___ Extracted records ___

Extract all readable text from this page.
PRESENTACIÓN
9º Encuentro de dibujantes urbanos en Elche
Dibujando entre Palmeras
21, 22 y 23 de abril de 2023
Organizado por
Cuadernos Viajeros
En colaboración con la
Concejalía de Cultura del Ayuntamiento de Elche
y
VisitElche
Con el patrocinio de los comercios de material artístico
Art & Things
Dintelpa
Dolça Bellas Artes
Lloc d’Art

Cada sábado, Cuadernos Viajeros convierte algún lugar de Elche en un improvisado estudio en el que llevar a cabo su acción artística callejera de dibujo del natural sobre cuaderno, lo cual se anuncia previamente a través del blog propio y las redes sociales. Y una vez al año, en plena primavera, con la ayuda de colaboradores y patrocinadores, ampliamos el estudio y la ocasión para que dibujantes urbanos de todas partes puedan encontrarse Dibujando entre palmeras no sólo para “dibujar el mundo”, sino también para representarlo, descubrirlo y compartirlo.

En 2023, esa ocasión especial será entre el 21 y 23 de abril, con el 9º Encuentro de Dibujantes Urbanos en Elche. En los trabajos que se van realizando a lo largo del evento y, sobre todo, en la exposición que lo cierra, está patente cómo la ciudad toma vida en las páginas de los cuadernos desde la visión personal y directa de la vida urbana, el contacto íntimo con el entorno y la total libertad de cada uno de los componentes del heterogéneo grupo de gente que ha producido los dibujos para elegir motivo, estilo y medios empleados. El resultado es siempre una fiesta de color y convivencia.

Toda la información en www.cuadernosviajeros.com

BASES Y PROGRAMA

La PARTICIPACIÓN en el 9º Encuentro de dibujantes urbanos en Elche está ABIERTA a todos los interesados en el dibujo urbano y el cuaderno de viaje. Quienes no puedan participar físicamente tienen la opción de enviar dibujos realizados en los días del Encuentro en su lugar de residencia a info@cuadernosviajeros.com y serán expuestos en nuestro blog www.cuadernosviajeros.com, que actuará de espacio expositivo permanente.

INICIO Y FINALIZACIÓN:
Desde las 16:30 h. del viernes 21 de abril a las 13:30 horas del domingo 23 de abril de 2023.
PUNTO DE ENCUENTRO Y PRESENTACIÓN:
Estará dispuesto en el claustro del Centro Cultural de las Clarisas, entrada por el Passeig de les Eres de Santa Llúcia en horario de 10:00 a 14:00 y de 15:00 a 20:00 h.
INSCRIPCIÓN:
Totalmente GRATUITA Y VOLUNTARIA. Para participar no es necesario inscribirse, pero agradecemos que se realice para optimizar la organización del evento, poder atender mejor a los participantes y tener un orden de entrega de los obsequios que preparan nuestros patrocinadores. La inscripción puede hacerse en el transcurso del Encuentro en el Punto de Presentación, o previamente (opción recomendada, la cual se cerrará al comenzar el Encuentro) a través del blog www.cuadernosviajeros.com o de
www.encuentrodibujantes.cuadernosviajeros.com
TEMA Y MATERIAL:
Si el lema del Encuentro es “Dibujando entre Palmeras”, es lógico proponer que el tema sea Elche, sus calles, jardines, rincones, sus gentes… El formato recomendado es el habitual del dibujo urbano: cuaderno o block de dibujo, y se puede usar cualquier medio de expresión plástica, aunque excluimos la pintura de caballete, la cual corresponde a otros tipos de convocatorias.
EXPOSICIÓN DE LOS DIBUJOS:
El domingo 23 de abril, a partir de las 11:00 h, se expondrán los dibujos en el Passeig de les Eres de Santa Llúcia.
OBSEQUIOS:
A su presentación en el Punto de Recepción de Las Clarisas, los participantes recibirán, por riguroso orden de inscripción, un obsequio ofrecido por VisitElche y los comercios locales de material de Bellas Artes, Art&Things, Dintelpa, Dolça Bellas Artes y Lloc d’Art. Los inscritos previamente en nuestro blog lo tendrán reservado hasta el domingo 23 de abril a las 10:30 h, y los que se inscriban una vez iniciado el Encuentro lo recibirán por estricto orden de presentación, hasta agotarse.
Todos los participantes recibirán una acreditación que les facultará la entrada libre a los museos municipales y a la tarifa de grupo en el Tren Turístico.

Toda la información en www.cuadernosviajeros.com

___

## [Brief]
Search the entries for the word "Dintelpa", then list each line that holds it.

## [Solution for this exercise]
Dintelpa
A su presentación en el Punto de Recepción de Las Clarisas, los participantes recibirán, por riguroso orden de inscripción, un obsequio ofrecido por VisitElche y los comercios locales de material de Bellas Artes, Art&Things, Dintelpa, Dolça Bellas Artes y Lloc d’Art. Los inscritos previamente en nuestro blog lo tendrán reservado hasta el domingo 23 de abril a las 10:30 h, y los que se inscriban una vez iniciado el Encuentro lo recibirán por estricto orden de presentación, hasta agotarse.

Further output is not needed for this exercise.